Leave every picture out and write out the records below exactly.

Saved entries:
┏━━

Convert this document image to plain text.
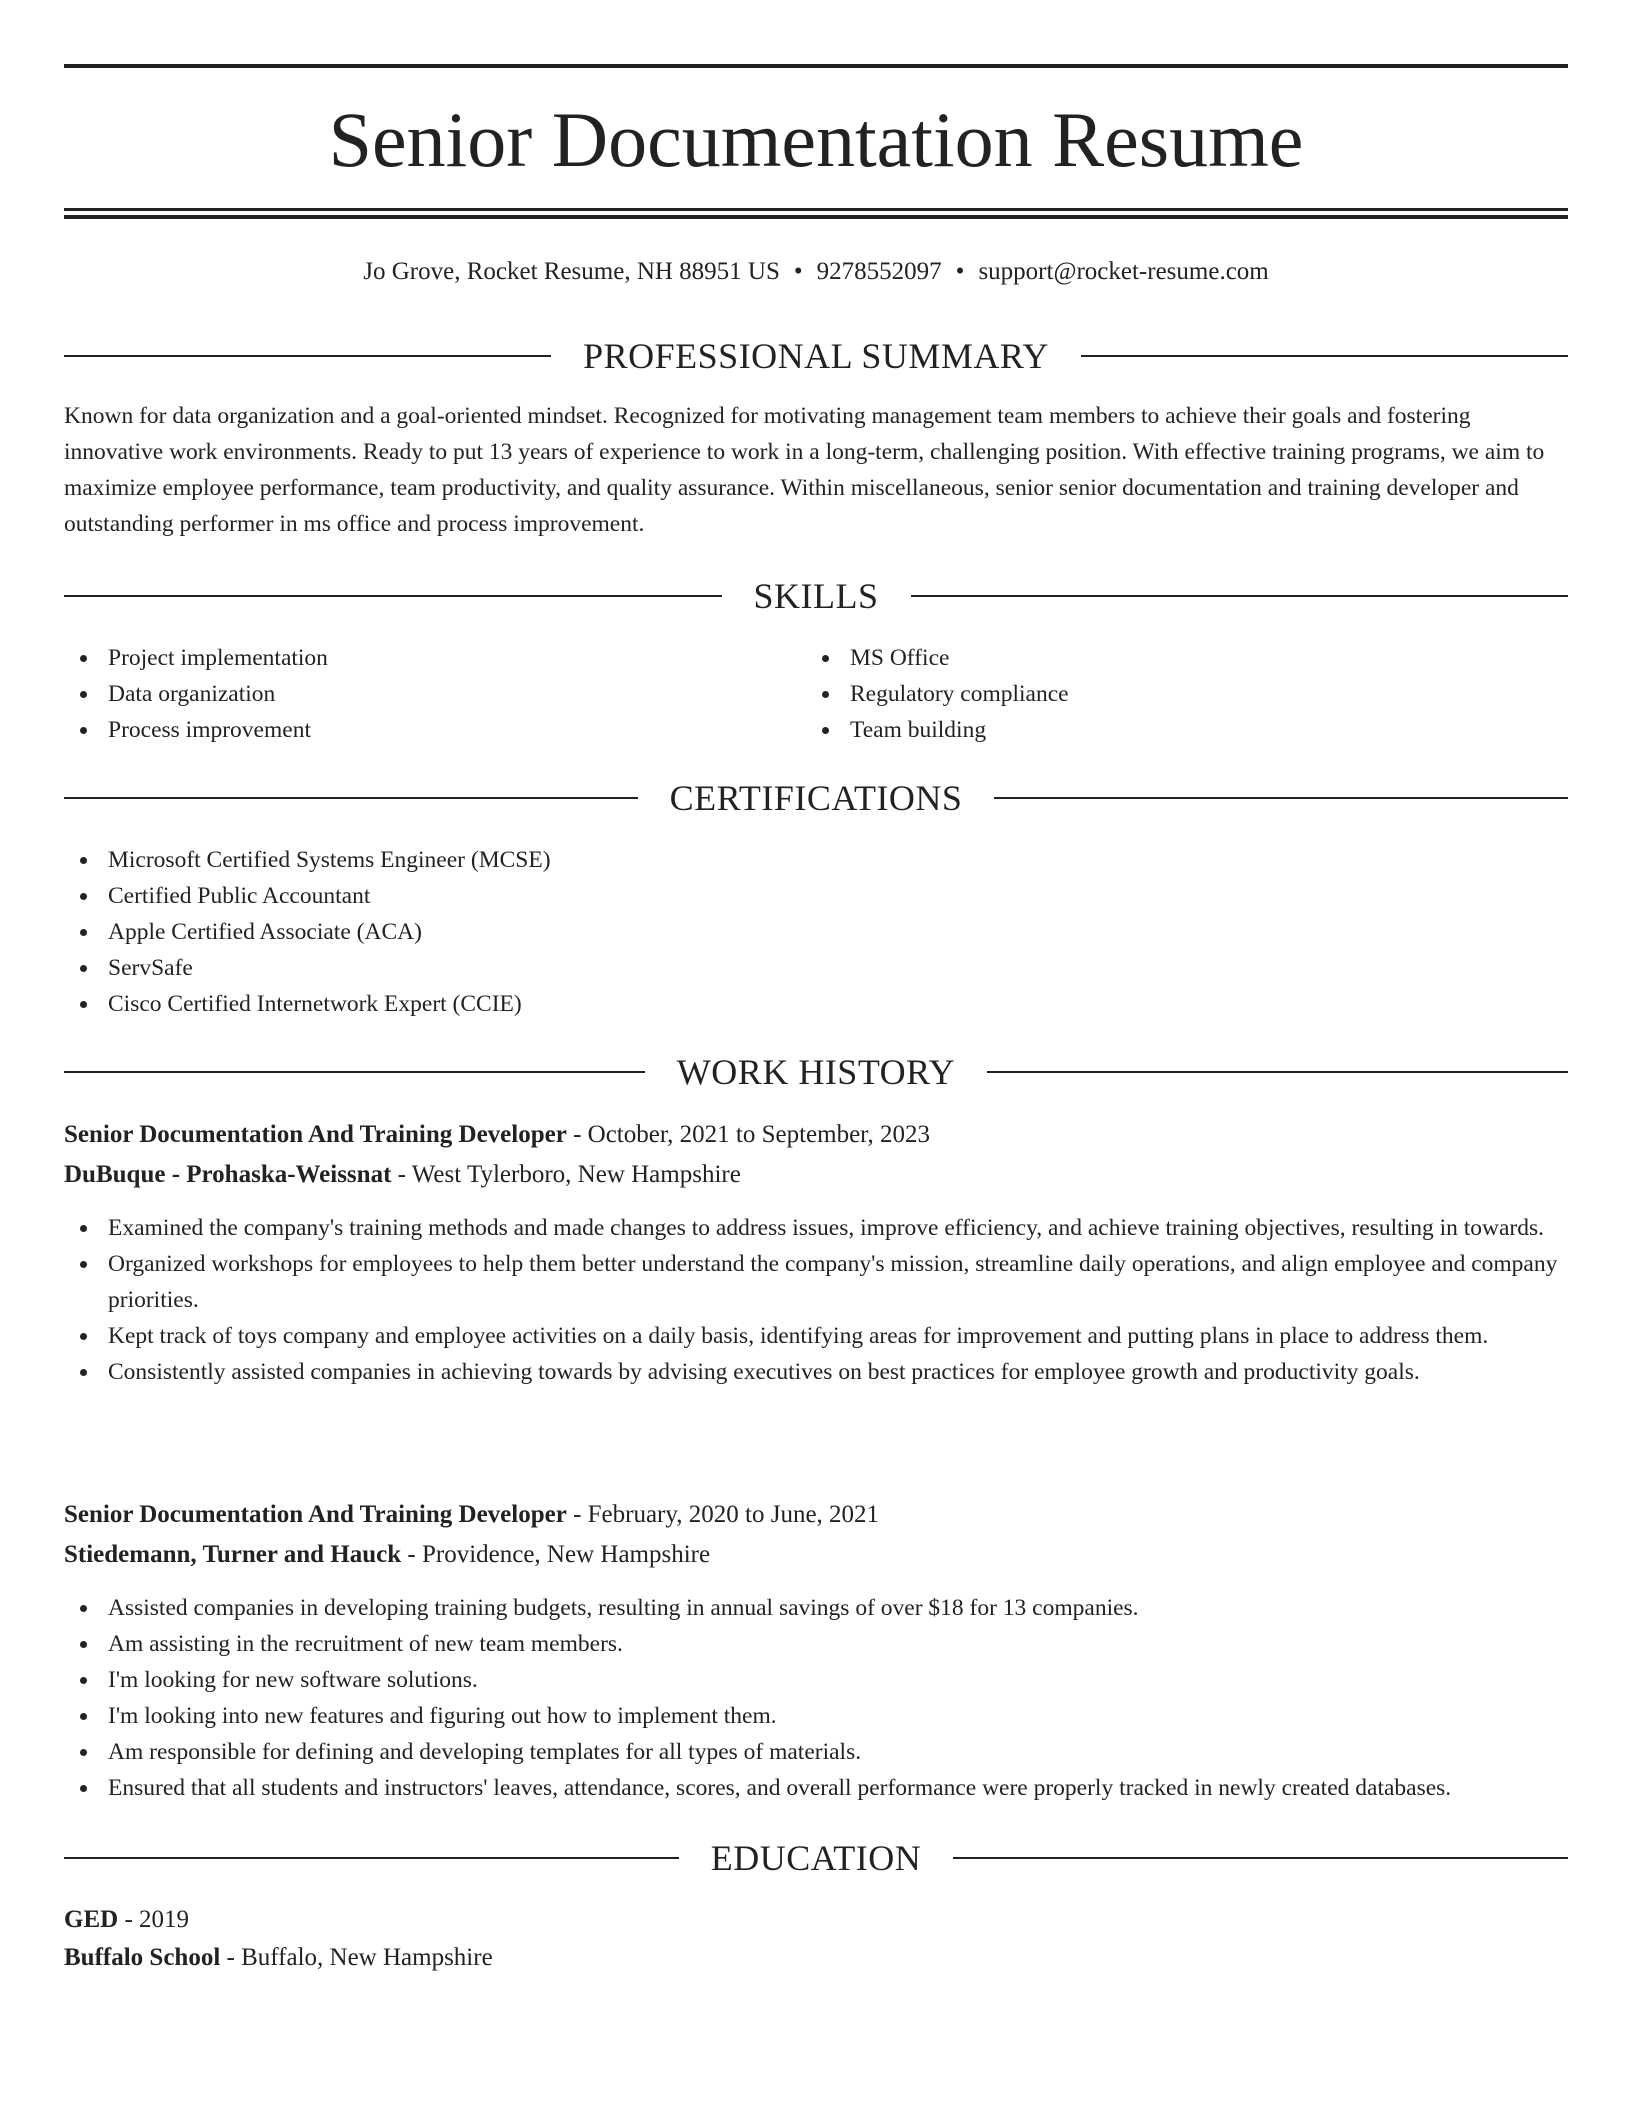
Senior Documentation Resume
Jo Grove, Rocket Resume, NH 88951 US • 9278552097 • support@rocket-resume.com
PROFESSIONAL SUMMARY

Known for data organization and a goal-oriented mindset. Recognized for motivating management team members to achieve their goals and fostering innovative work environments. Ready to put 13 years of experience to work in a long-term, challenging position. With effective training programs, we aim to maximize employee performance, team productivity, and quality assurance. Within miscellaneous, senior senior documentation and training developer and outstanding performer in ms office and process improvement.

SKILLS
Project implementation
Data organization
Process improvement
MS Office
Regulatory compliance
Team building
CERTIFICATIONS
Microsoft Certified Systems Engineer (MCSE)
Certified Public Accountant
Apple Certified Associate (ACA)
ServSafe
Cisco Certified Internetwork Expert (CCIE)
WORK HISTORY
Senior Documentation And Training Developer - October, 2021 to September, 2023
DuBuque - Prohaska-Weissnat - West Tylerboro, New Hampshire
Examined the company's training methods and made changes to address issues, improve efficiency, and achieve training objectives, resulting in towards.
Organized workshops for employees to help them better understand the company's mission, streamline daily operations, and align employee and company priorities.
Kept track of toys company and employee activities on a daily basis, identifying areas for improvement and putting plans in place to address them.
Consistently assisted companies in achieving towards by advising executives on best practices for employee growth and productivity goals.
Senior Documentation And Training Developer - February, 2020 to June, 2021
Stiedemann, Turner and Hauck - Providence, New Hampshire
Assisted companies in developing training budgets, resulting in annual savings of over $18 for 13 companies.
Am assisting in the recruitment of new team members.
I'm looking for new software solutions.
I'm looking into new features and figuring out how to implement them.
Am responsible for defining and developing templates for all types of materials.
Ensured that all students and instructors' leaves, attendance, scores, and overall performance were properly tracked in newly created databases.
EDUCATION
GED - 2019
Buffalo School - Buffalo, New Hampshire
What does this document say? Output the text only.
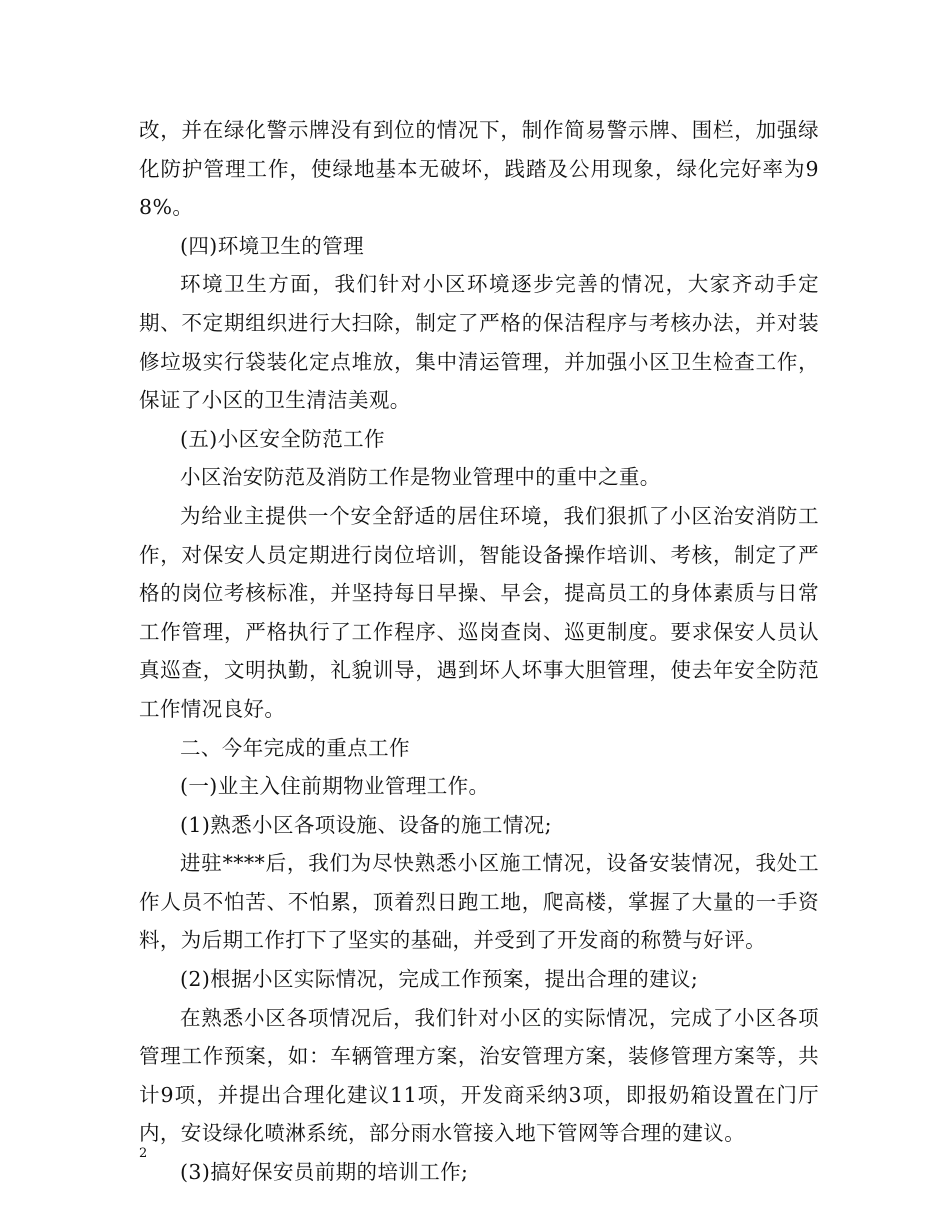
改，并在绿化警示牌没有到位的情况下，制作简易警示牌、围栏，加强绿化防护管理工作，使绿地基本无破坏，践踏及公用现象，绿化完好率为98%。

(四)环境卫生的管理

环境卫生方面，我们针对小区环境逐步完善的情况，大家齐动手定期、不定期组织进行大扫除，制定了严格的保洁程序与考核办法，并对装修垃圾实行袋装化定点堆放，集中清运管理，并加强小区卫生检查工作，保证了小区的卫生清洁美观。

(五)小区安全防范工作

小区治安防范及消防工作是物业管理中的重中之重。

为给业主提供一个安全舒适的居住环境，我们狠抓了小区治安消防工作，对保安人员定期进行岗位培训，智能设备操作培训、考核，制定了严格的岗位考核标准，并坚持每日早操、早会，提高员工的身体素质与日常工作管理，严格执行了工作程序、巡岗查岗、巡更制度。要求保安人员认真巡查，文明执勤，礼貌训导，遇到坏人坏事大胆管理，使去年安全防范工作情况良好。

二、今年完成的重点工作

(一)业主入住前期物业管理工作。

(1)熟悉小区各项设施、设备的施工情况;

进驻****后，我们为尽快熟悉小区施工情况，设备安装情况，我处工作人员不怕苦、不怕累，顶着烈日跑工地，爬高楼，掌握了大量的一手资料，为后期工作打下了坚实的基础，并受到了开发商的称赞与好评。

(2)根据小区实际情况，完成工作预案，提出合理的建议;

在熟悉小区各项情况后，我们针对小区的实际情况，完成了小区各项管理工作预案，如：车辆管理方案，治安管理方案，装修管理方案等，共计9项，并提出合理化建议11项，开发商采纳3项，即报奶箱设置在门厅内，安设绿化喷淋系统，部分雨水管接入地下管网等合理的建议。

(3)搞好保安员前期的培训工作;

2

┗━━

> **SOLUTION**
Convert this document image to plain text.
Senior Documentation Resume
Jo Grove, Rocket Resume, NH 88951 US • 9278552097 • support@rocket-resume.com
PROFESSIONAL SUMMARY

Known for data organization and a goal-oriented mindset. Recognized for motivating management team members to achieve their goals and fostering innovative work environments. Ready to put 13 years of experience to work in a long-term, challenging position. With effective training programs, we aim to maximize employee performance, team productivity, and quality assurance. Within miscellaneous, senior senior documentation and training developer and outstanding performer in ms office and process improvement.

SKILLS
Project implementation
Data organization
Process improvement
MS Office
Regulatory compliance
Team building
CERTIFICATIONS
Microsoft Certified Systems Engineer (MCSE)
Certified Public Accountant
Apple Certified Associate (ACA)
ServSafe
Cisco Certified Internetwork Expert (CCIE)
WORK HISTORY
Senior Documentation And Training Developer - October, 2021 to September, 2023
DuBuque - Prohaska-Weissnat - West Tylerboro, New Hampshire
Examined the company's training methods and made changes to address issues, improve efficiency, and achieve training objectives, resulting in towards.
Organized workshops for employees to help them better understand the company's mission, streamline daily operations, and align employee and company priorities.
Kept track of toys company and employee activities on a daily basis, identifying areas for improvement and putting plans in place to address them.
Consistently assisted companies in achieving towards by advising executives on best practices for employee growth and productivity goals.
Senior Documentation And Training Developer - February, 2020 to June, 2021
Stiedemann, Turner and Hauck - Providence, New Hampshire
Assisted companies in developing training budgets, resulting in annual savings of over $18 for 13 companies.
Am assisting in the recruitment of new team members.
I'm looking for new software solutions.
I'm looking into new features and figuring out how to implement them.
Am responsible for defining and developing templates for all types of materials.
Ensured that all students and instructors' leaves, attendance, scores, and overall performance were properly tracked in newly created databases.
EDUCATION
GED - 2019
Buffalo School - Buffalo, New Hampshire
What does this document say? Output the text only.
改，并在绿化警示牌没有到位的情况下，制作简易警示牌、围栏，加强绿化防护管理工作，使绿地基本无破坏，践踏及公用现象，绿化完好率为98%。

(四)环境卫生的管理

环境卫生方面，我们针对小区环境逐步完善的情况，大家齐动手定期、不定期组织进行大扫除，制定了严格的保洁程序与考核办法，并对装修垃圾实行袋装化定点堆放，集中清运管理，并加强小区卫生检查工作，保证了小区的卫生清洁美观。

(五)小区安全防范工作

小区治安防范及消防工作是物业管理中的重中之重。

为给业主提供一个安全舒适的居住环境，我们狠抓了小区治安消防工作，对保安人员定期进行岗位培训，智能设备操作培训、考核，制定了严格的岗位考核标准，并坚持每日早操、早会，提高员工的身体素质与日常工作管理，严格执行了工作程序、巡岗查岗、巡更制度。要求保安人员认真巡查，文明执勤，礼貌训导，遇到坏人坏事大胆管理，使去年安全防范工作情况良好。

二、今年完成的重点工作

(一)业主入住前期物业管理工作。

(1)熟悉小区各项设施、设备的施工情况;

进驻****后，我们为尽快熟悉小区施工情况，设备安装情况，我处工作人员不怕苦、不怕累，顶着烈日跑工地，爬高楼，掌握了大量的一手资料，为后期工作打下了坚实的基础，并受到了开发商的称赞与好评。

(2)根据小区实际情况，完成工作预案，提出合理的建议;

在熟悉小区各项情况后，我们针对小区的实际情况，完成了小区各项管理工作预案，如：车辆管理方案，治安管理方案，装修管理方案等，共计9项，并提出合理化建议11项，开发商采纳3项，即报奶箱设置在门厅内，安设绿化喷淋系统，部分雨水管接入地下管网等合理的建议。

(3)搞好保安员前期的培训工作;

2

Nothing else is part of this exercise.